▶ [What you have to do] Write the data out again, character for character, with no images.

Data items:
=====
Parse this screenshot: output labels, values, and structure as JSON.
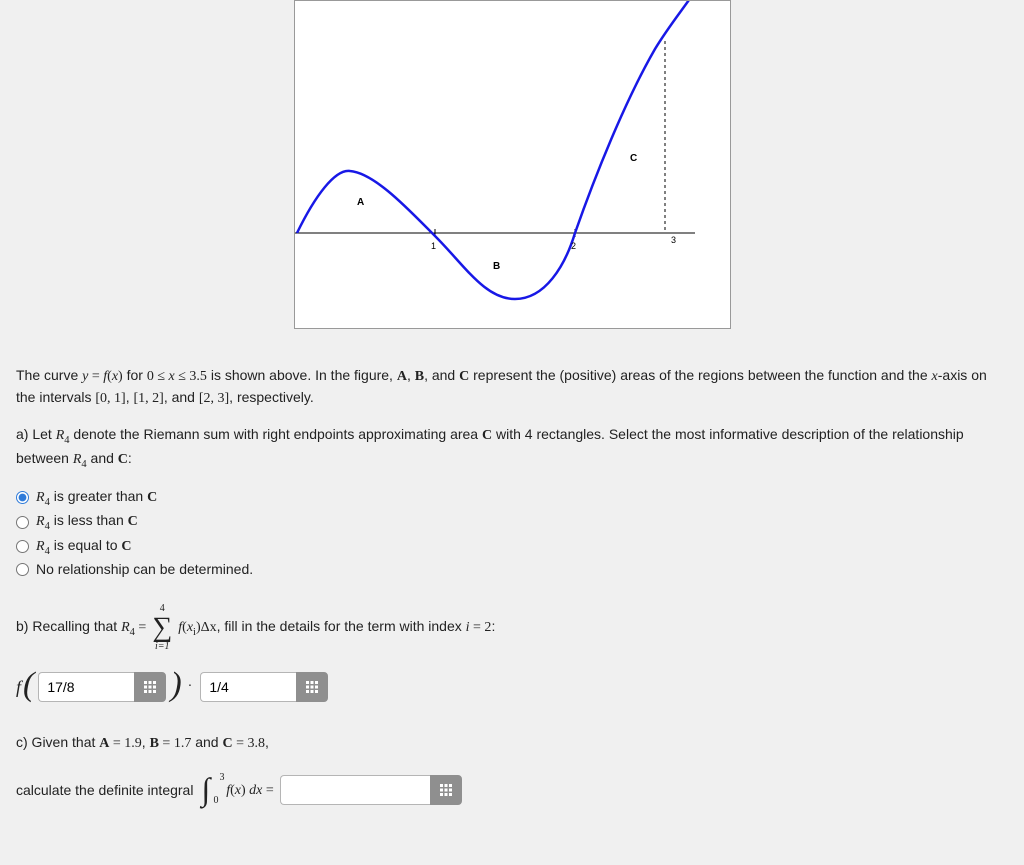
{
  "graph": {
    "labelA": "A",
    "labelB": "B",
    "labelC": "C",
    "tick1": "1",
    "tick2": "2",
    "tick3": "3"
  },
  "intro": {
    "t1": "The curve ",
    "eq_y": "y",
    "eq_eq": " = ",
    "eq_fx": "f",
    "eq_open": "(",
    "eq_x": "x",
    "eq_close": ")",
    "t2": " for ",
    "rng_lo": "0 ≤ ",
    "rng_x": "x",
    "rng_hi": " ≤ 3.5",
    "t3": " is shown above. In the figure, ",
    "labA": "A",
    "comma1": ", ",
    "labB": "B",
    "comma2": ", and ",
    "labC": "C",
    "t4": " represent the (positive) areas of the regions between the function and the ",
    "xax": "x",
    "t5": "-axis on the intervals ",
    "int01": "[0, 1]",
    "c1": ", ",
    "int12": "[1, 2]",
    "c2": ", and ",
    "int23": "[2, 3]",
    "t6": ", respectively."
  },
  "partA": {
    "lead1": "a) Let ",
    "R4": "R",
    "R4sub": "4",
    "lead2": " denote the Riemann sum with right endpoints approximating area ",
    "C": "C",
    "lead3": " with 4 rectangles. Select the most informative description of the relationship between ",
    "and": " and ",
    "colon": ":",
    "opt1a": " is greater than ",
    "opt2a": " is less than ",
    "opt3a": " is equal to ",
    "opt4": "No relationship can be determined."
  },
  "partB": {
    "lead1": "b) Recalling that ",
    "R4": "R",
    "R4sub": "4",
    "eq": " = ",
    "sum_top": "4",
    "sum_bot": "i=1",
    "sum_body_f": "f",
    "sum_body_open": "(",
    "sum_body_xi": "x",
    "sum_body_i": "i",
    "sum_body_close": ")",
    "sum_body_dx": "Δx",
    "lead2": ", fill in the details for the term with index ",
    "idx_i": "i",
    "idx_eq": " = 2",
    "colon": ":",
    "f": "f",
    "input1": "17/8",
    "dot": "·",
    "input2": "1/4"
  },
  "partC": {
    "lead1": "c) Given that ",
    "A": "A",
    "Aval": " = 1.9",
    "c1": ", ",
    "B": "B",
    "Bval": " = 1.7",
    "and": " and ",
    "C": "C",
    "Cval": " = 3.8",
    "comma": ",",
    "calc": "calculate the definite integral ",
    "int_lo": "0",
    "int_hi": "3",
    "f": "f",
    "open": "(",
    "x": "x",
    "close": ")",
    "dx": " dx",
    "eq": " = ",
    "input": ""
  },
  "chart_data": {
    "type": "line",
    "title": "",
    "xlabel": "",
    "ylabel": "",
    "xlim": [
      0,
      3.5
    ],
    "ylim": [
      -3.2,
      11
    ],
    "series": [
      {
        "name": "f(x)",
        "x": [
          0,
          0.25,
          0.5,
          0.75,
          1.0,
          1.25,
          1.5,
          1.75,
          2.0,
          2.25,
          2.5,
          2.75,
          3.0,
          3.25,
          3.5
        ],
        "values": [
          0,
          1.3,
          1.9,
          1.5,
          0.0,
          -1.8,
          -2.8,
          -2.2,
          0.0,
          2.7,
          5.3,
          7.4,
          8.8,
          9.7,
          10.4
        ]
      }
    ],
    "annotations": [
      {
        "text": "A",
        "x": 0.55,
        "y": 1.0
      },
      {
        "text": "B",
        "x": 1.5,
        "y": -1.3
      },
      {
        "text": "C",
        "x": 2.55,
        "y": 5.4
      }
    ],
    "region_areas": {
      "A": 1.9,
      "B": 1.7,
      "C": 3.8
    }
  }
}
=====
▶ [Problem solution]
Parse this screenshot: output labels, values, and structure as JSON.
{
  "graph": {
    "labelA": "A",
    "labelB": "B",
    "labelC": "C",
    "tick1": "1",
    "tick2": "2",
    "tick3": "3"
  },
  "intro": {
    "t1": "The curve ",
    "eq_y": "y",
    "eq_eq": " = ",
    "eq_fx": "f",
    "eq_open": "(",
    "eq_x": "x",
    "eq_close": ")",
    "t2": " for ",
    "rng_lo": "0 ≤ ",
    "rng_x": "x",
    "rng_hi": " ≤ 3.5",
    "t3": " is shown above. In the figure, ",
    "labA": "A",
    "comma1": ", ",
    "labB": "B",
    "comma2": ", and ",
    "labC": "C",
    "t4": " represent the (positive) areas of the regions between the function and the ",
    "xax": "x",
    "t5": "-axis on the intervals ",
    "int01": "[0, 1]",
    "c1": ", ",
    "int12": "[1, 2]",
    "c2": ", and ",
    "int23": "[2, 3]",
    "t6": ", respectively."
  },
  "partA": {
    "lead1": "a) Let ",
    "R4": "R",
    "R4sub": "4",
    "lead2": " denote the Riemann sum with right endpoints approximating area ",
    "C": "C",
    "lead3": " with 4 rectangles. Select the most informative description of the relationship between ",
    "and": " and ",
    "colon": ":",
    "opt1a": " is greater than ",
    "opt2a": " is less than ",
    "opt3a": " is equal to ",
    "opt4": "No relationship can be determined."
  },
  "partB": {
    "lead1": "b) Recalling that ",
    "R4": "R",
    "R4sub": "4",
    "eq": " = ",
    "sum_top": "4",
    "sum_bot": "i=1",
    "sum_body_f": "f",
    "sum_body_open": "(",
    "sum_body_xi": "x",
    "sum_body_i": "i",
    "sum_body_close": ")",
    "sum_body_dx": "Δx",
    "lead2": ", fill in the details for the term with index ",
    "idx_i": "i",
    "idx_eq": " = 2",
    "colon": ":",
    "f": "f",
    "input1": "17/8",
    "dot": "·",
    "input2": "1/4"
  },
  "partC": {
    "lead1": "c) Given that ",
    "A": "A",
    "Aval": " = 1.9",
    "c1": ", ",
    "B": "B",
    "Bval": " = 1.7",
    "and": " and ",
    "C": "C",
    "Cval": " = 3.8",
    "comma": ",",
    "calc": "calculate the definite integral ",
    "int_lo": "0",
    "int_hi": "3",
    "f": "f",
    "open": "(",
    "x": "x",
    "close": ")",
    "dx": " dx",
    "eq": " = ",
    "input": ""
  },
  "chart_data": {
    "type": "line",
    "title": "",
    "xlabel": "",
    "ylabel": "",
    "xlim": [
      0,
      3.5
    ],
    "ylim": [
      -3.2,
      11
    ],
    "series": [
      {
        "name": "f(x)",
        "x": [
          0,
          0.25,
          0.5,
          0.75,
          1.0,
          1.25,
          1.5,
          1.75,
          2.0,
          2.25,
          2.5,
          2.75,
          3.0,
          3.25,
          3.5
        ],
        "values": [
          0,
          1.3,
          1.9,
          1.5,
          0.0,
          -1.8,
          -2.8,
          -2.2,
          0.0,
          2.7,
          5.3,
          7.4,
          8.8,
          9.7,
          10.4
        ]
      }
    ],
    "annotations": [
      {
        "text": "A",
        "x": 0.55,
        "y": 1.0
      },
      {
        "text": "B",
        "x": 1.5,
        "y": -1.3
      },
      {
        "text": "C",
        "x": 2.55,
        "y": 5.4
      }
    ],
    "region_areas": {
      "A": 1.9,
      "B": 1.7,
      "C": 3.8
    }
  }
}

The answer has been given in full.